_What the task requires_. Tell how many lines include the string "including". Answer with a single number.

====== Raw data

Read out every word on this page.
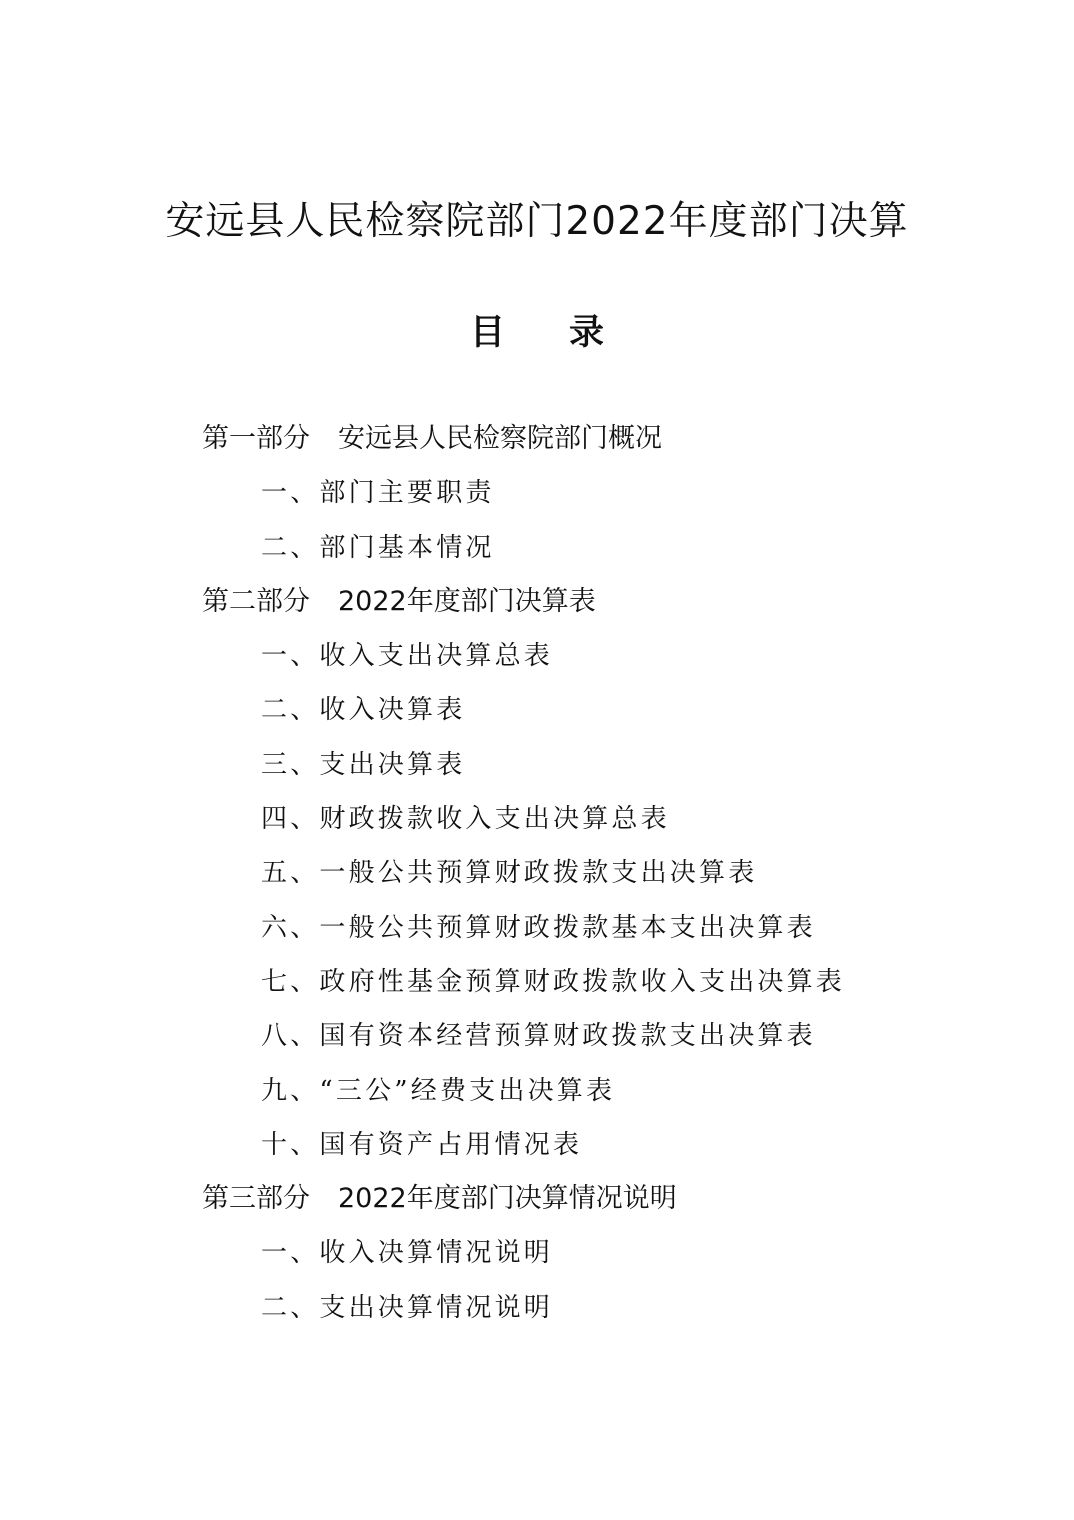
安远县人民检察院部门2022年度部门决算
目 录
第一部分 安远县人民检察院部门概况
一、部门主要职责
二、部门基本情况
第二部分 2022年度部门决算表
一、收入支出决算总表
二、收入决算表
三、支出决算表
四、财政拨款收入支出决算总表
五、一般公共预算财政拨款支出决算表
六、一般公共预算财政拨款基本支出决算表
七、政府性基金预算财政拨款收入支出决算表
八、国有资本经营预算财政拨款支出决算表
九、“三公”经费支出决算表
十、国有资产占用情况表
第三部分 2022年度部门决算情况说明
一、收入决算情况说明
二、支出决算情况说明
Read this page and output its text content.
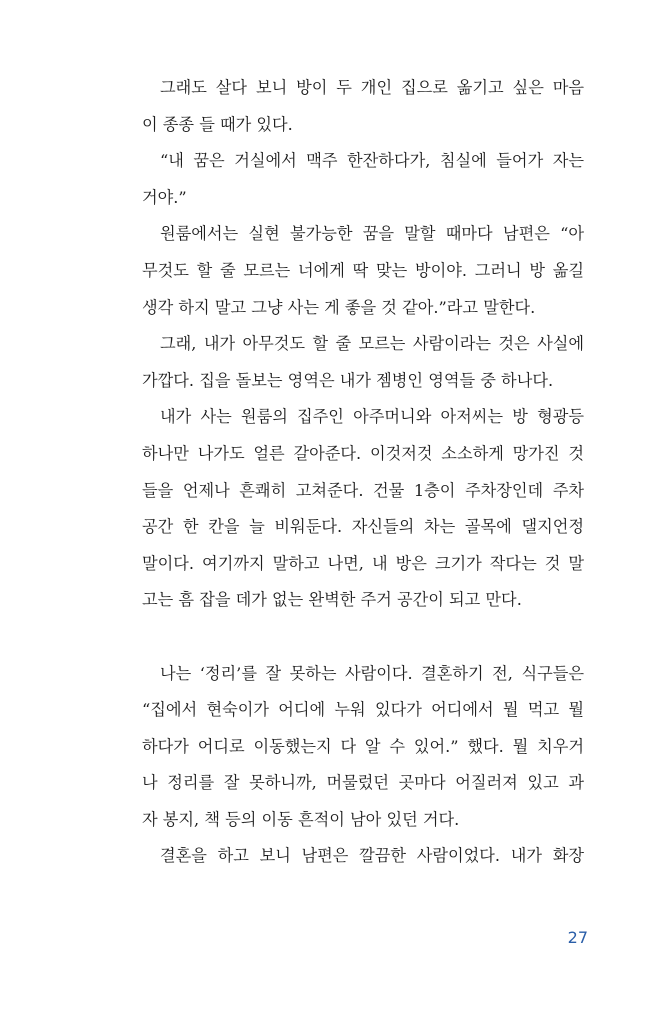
그래도 살다 보니 방이 두 개인 집으로 옮기고 싶은 마음
이 종종 들 때가 있다.
“내 꿈은 거실에서 맥주 한잔하다가, 침실에 들어가 자는
거야.”
원룸에서는 실현 불가능한 꿈을 말할 때마다 남편은 “아
무것도 할 줄 모르는 너에게 딱 맞는 방이야. 그러니 방 옮길
생각 하지 말고 그냥 사는 게 좋을 것 같아.”라고 말한다.
그래, 내가 아무것도 할 줄 모르는 사람이라는 것은 사실에
가깝다. 집을 돌보는 영역은 내가 젬병인 영역들 중 하나다.
내가 사는 원룸의 집주인 아주머니와 아저씨는 방 형광등
하나만 나가도 얼른 갈아준다. 이것저것 소소하게 망가진 것
들을 언제나 흔쾌히 고쳐준다. 건물 1층이 주차장인데 주차
공간 한 칸을 늘 비워둔다. 자신들의 차는 골목에 댈지언정
말이다. 여기까지 말하고 나면, 내 방은 크기가 작다는 것 말
고는 흠 잡을 데가 없는 완벽한 주거 공간이 되고 만다.
나는 ‘정리’를 잘 못하는 사람이다. 결혼하기 전, 식구들은
“집에서 현숙이가 어디에 누워 있다가 어디에서 뭘 먹고 뭘
하다가 어디로 이동했는지 다 알 수 있어.” 했다. 뭘 치우거
나 정리를 잘 못하니까, 머물렀던 곳마다 어질러져 있고 과
자 봉지, 책 등의 이동 흔적이 남아 있던 거다.
결혼을 하고 보니 남편은 깔끔한 사람이었다. 내가 화장
27
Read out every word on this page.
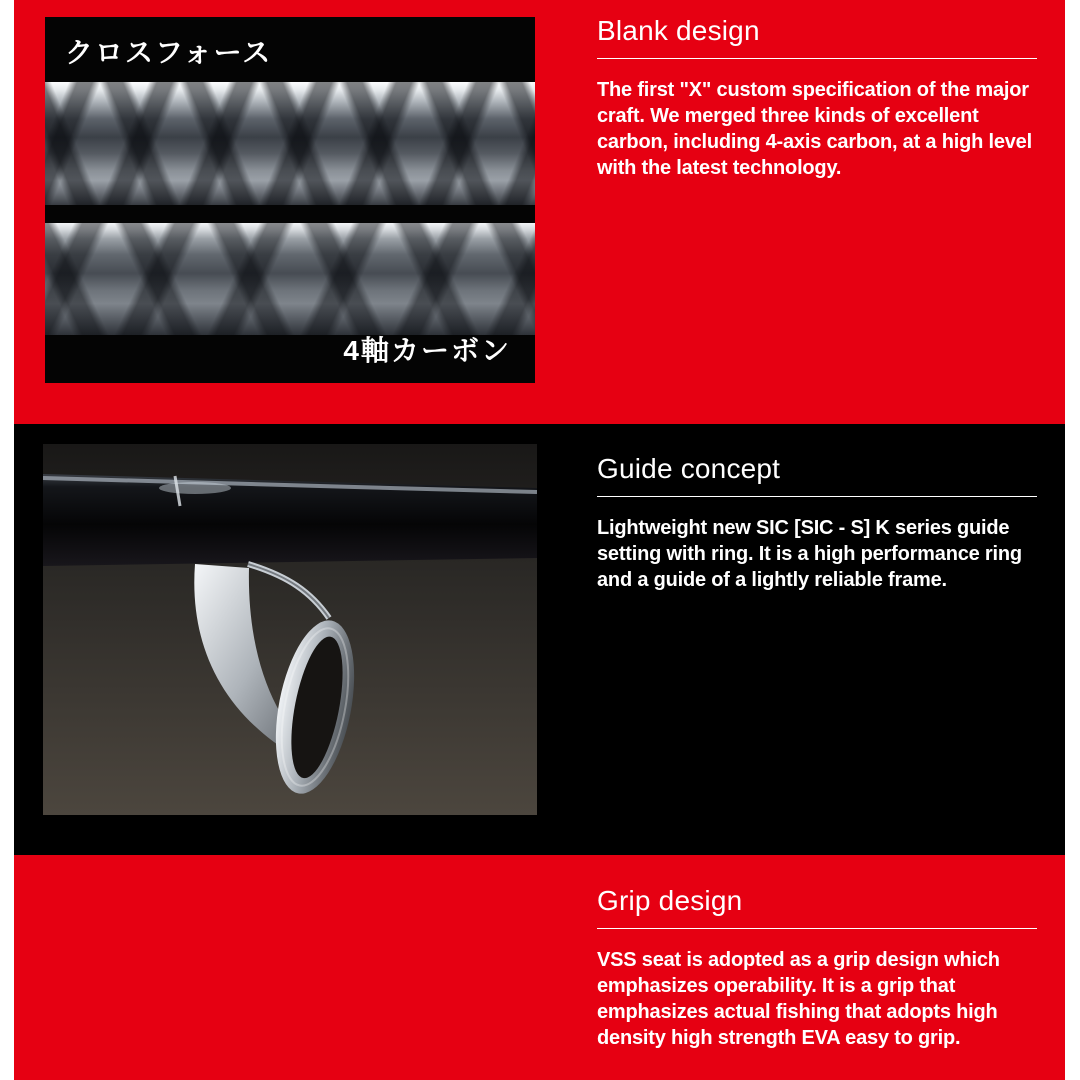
クロスフォース
4軸カーボン
Blank design

The first "X" custom specification of the major craft. We merged three kinds of excellent carbon, including 4-axis carbon, at a high level with the latest technology.

Guide concept

Lightweight new SIC [SIC - S] K series guide setting with ring. It is a high performance ring and a guide of a lightly reliable frame.

Grip design

VSS seat is adopted as a grip design which emphasizes operability. It is a grip that emphasizes actual fishing that adopts high density high strength EVA easy to grip.
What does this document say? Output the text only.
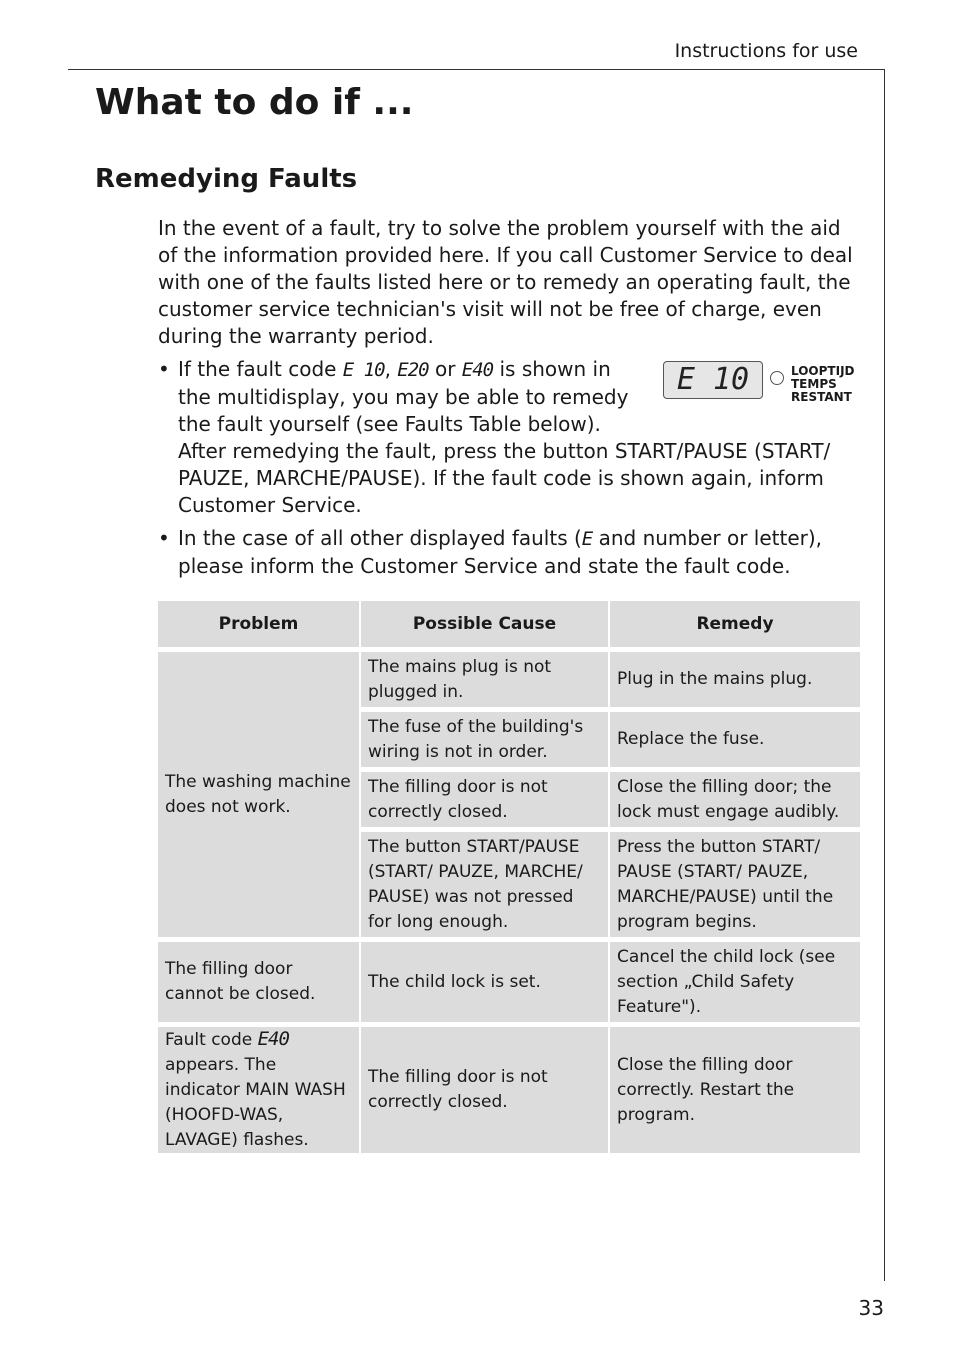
Instructions for use
What to do if ...
Remedying Faults

In the event of a fault, try to solve the problem yourself with the aid of the information provided here. If you call Customer Service to deal with one of the faults listed here or to remedy an operating fault, the customer service technician's visit will not be free of charge, even during the warranty period.

• If the fault code E 10, E20 or E40 is shown in the multidisplay, you may be able to remedy the fault yourself (see Faults Table below).
After remedying the fault, press the button START/PAUSE (START/ PAUZE, MARCHE/PAUSE). If the fault code is shown again, inform Customer Service.
• In the case of all other displayed faults (E and number or letter), please inform the Customer Service and state the fault code.
E 10	LOOPTIJD
TEMPS
RESTANT
Problem	Possible Cause	Remedy
The washing machine does not work.	The mains plug is not plugged in.	Plug in the mains plug.
	The fuse of the building's wiring is not in order.	Replace the fuse.
	The filling door is not correctly closed.	Close the filling door; the lock must engage audibly.
	The button START/PAUSE (START/ PAUZE, MARCHE/ PAUSE) was not pressed for long enough.	Press the button START/ PAUSE (START/ PAUZE, MARCHE/PAUSE) until the program begins.
The filling door cannot be closed.	The child lock is set.	Cancel the child lock (see section „Child Safety Feature").
Fault code E40 appears. The indicator MAIN WASH (HOOFD-WAS, LAVAGE) flashes.	The filling door is not correctly closed.	Close the filling door correctly. Restart the program.
33
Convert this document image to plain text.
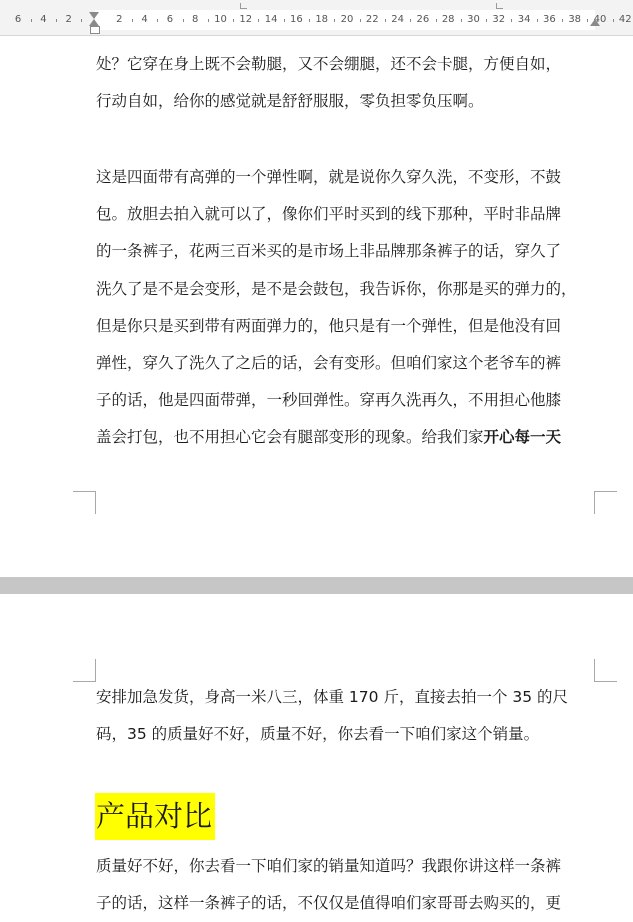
6 4 2	2 4 6 8 10 12 14 16 18 20 22 24 26 28 30 32 34 36 38 40 42
处？它穿在身上既不会勒腿，又不会绷腿，还不会卡腿，方便自如，
行动自如，给你的感觉就是舒舒服服，零负担零负压啊。
这是四面带有高弹的一个弹性啊，就是说你久穿久洗，不变形，不鼓
包。放胆去拍入就可以了，像你们平时买到的线下那种，平时非品牌
的一条裤子，花两三百米买的是市场上非品牌那条裤子的话，穿久了
洗久了是不是会变形，是不是会鼓包，我告诉你，你那是买的弹力的，
但是你只是买到带有两面弹力的，他只是有一个弹性，但是他没有回
弹性，穿久了洗久了之后的话，会有变形。但咱们家这个老爷车的裤
子的话，他是四面带弹，一秒回弹性。穿再久洗再久，不用担心他膝
盖会打包，也不用担心它会有腿部变形的现象。给我们家开心每一天
安排加急发货，身高一米八三，体重 170 斤，直接去拍一个 35 的尺
码，35 的质量好不好，质量不好，你去看一下咱们家这个销量。
产品对比
质量好不好，你去看一下咱们家的销量知道吗？我跟你讲这样一条裤
子的话，这样一条裤子的话，不仅仅是值得咱们家哥哥去购买的，更
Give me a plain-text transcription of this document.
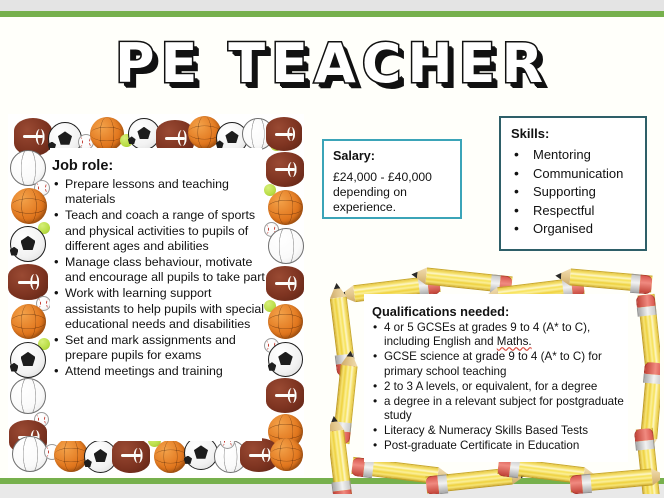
PE TEACHER
Job role:
• Prepare lessons and teaching materials
• Teach and coach a range of sports and physical activities to pupils of different ages and abilities
• Manage class behaviour, motivate and encourage all pupils to take part
• Work with learning support assistants to help pupils with special educational needs and disabilities
• Set and mark assignments and prepare pupils for exams
• Attend meetings and training
Salary:
£24,000 - £40,000 depending on experience.
Skills:
• Mentoring
• Communication
• Supporting
• Respectful
• Organised
Qualifications needed:
• 4 or 5 GCSEs at grades 9 to 4 (A* to C), including English and Maths.
• GCSE science at grade 9 to 4 (A* to C) for primary school teaching
• 2 to 3 A levels, or equivalent, for a degree
• a degree in a relevant subject for postgraduate study
• Literacy & Numeracy Skills Based Tests
• Post-graduate Certificate in Education
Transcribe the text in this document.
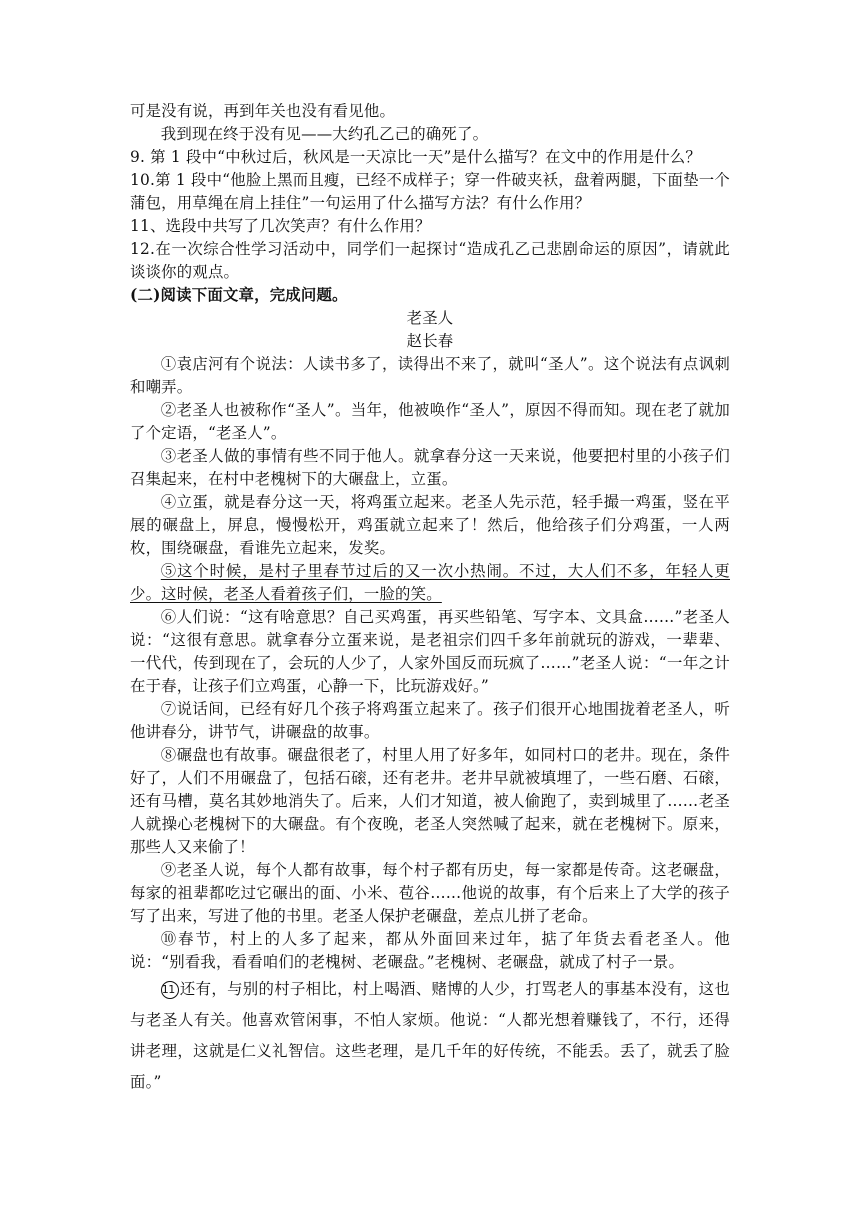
可是没有说，再到年关也没有看见他。

我到现在终于没有见——大约孔乙己的确死了。

9. 第 1 段中“中秋过后，秋风是一天凉比一天”是什么描写？在文中的作用是什么？

10.第 1 段中“他脸上黑而且瘦，已经不成样子；穿一件破夹袄，盘着两腿，下面垫一个蒲包，用草绳在肩上挂住”一句运用了什么描写方法？有什么作用？

11、选段中共写了几次笑声？有什么作用？

12.在一次综合性学习活动中，同学们一起探讨“造成孔乙己悲剧命运的原因”，请就此谈谈你的观点。

(二)阅读下面文章，完成问题。

老圣人

赵长春

①袁店河有个说法：人读书多了，读得出不来了，就叫“圣人”。这个说法有点讽刺和嘲弄。

②老圣人也被称作“圣人”。当年，他被唤作“圣人”，原因不得而知。现在老了就加了个定语，“老圣人”。

③老圣人做的事情有些不同于他人。就拿春分这一天来说，他要把村里的小孩子们召集起来，在村中老槐树下的大碾盘上，立蛋。

④立蛋，就是春分这一天，将鸡蛋立起来。老圣人先示范，轻手撮一鸡蛋，竖在平展的碾盘上，屏息，慢慢松开，鸡蛋就立起来了！然后，他给孩子们分鸡蛋，一人两枚，围绕碾盘，看谁先立起来，发奖。

⑤这个时候，是村子里春节过后的又一次小热闹。不过，大人们不多，年轻人更少。这时候，老圣人看着孩子们，一脸的笑。

⑥人们说：“这有啥意思？自己买鸡蛋，再买些铅笔、写字本、文具盒……”老圣人说：“这很有意思。就拿春分立蛋来说，是老祖宗们四千多年前就玩的游戏，一辈辈、一代代，传到现在了，会玩的人少了，人家外国反而玩疯了……”老圣人说：“一年之计在于春，让孩子们立鸡蛋，心静一下，比玩游戏好。”

⑦说话间，已经有好几个孩子将鸡蛋立起来了。孩子们很开心地围拢着老圣人，听他讲春分，讲节气，讲碾盘的故事。

⑧碾盘也有故事。碾盘很老了，村里人用了好多年，如同村口的老井。现在，条件好了，人们不用碾盘了，包括石磙，还有老井。老井早就被填埋了，一些石磨、石磙，还有马槽，莫名其妙地消失了。后来，人们才知道，被人偷跑了，卖到城里了……老圣人就操心老槐树下的大碾盘。有个夜晚，老圣人突然喊了起来，就在老槐树下。原来，那些人又来偷了！

⑨老圣人说，每个人都有故事，每个村子都有历史，每一家都是传奇。这老碾盘，每家的祖辈都吃过它碾出的面、小米、苞谷……他说的故事，有个后来上了大学的孩子写了出来，写进了他的书里。老圣人保护老碾盘，差点儿拼了老命。

⑩春节，村上的人多了起来，都从外面回来过年，掂了年货去看老圣人。他说：“别看我，看看咱们的老槐树、老碾盘。”老槐树、老碾盘，就成了村子一景。

11 还有，与别的村子相比，村上喝酒、赌博的人少，打骂老人的事基本没有，这也与老圣人有关。他喜欢管闲事，不怕人家烦。他说：“人都光想着赚钱了，不行，还得讲老理，这就是仁义礼智信。这些老理，是几千年的好传统，不能丢。丢了，就丢了脸面。”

============

_Worked solution_. 2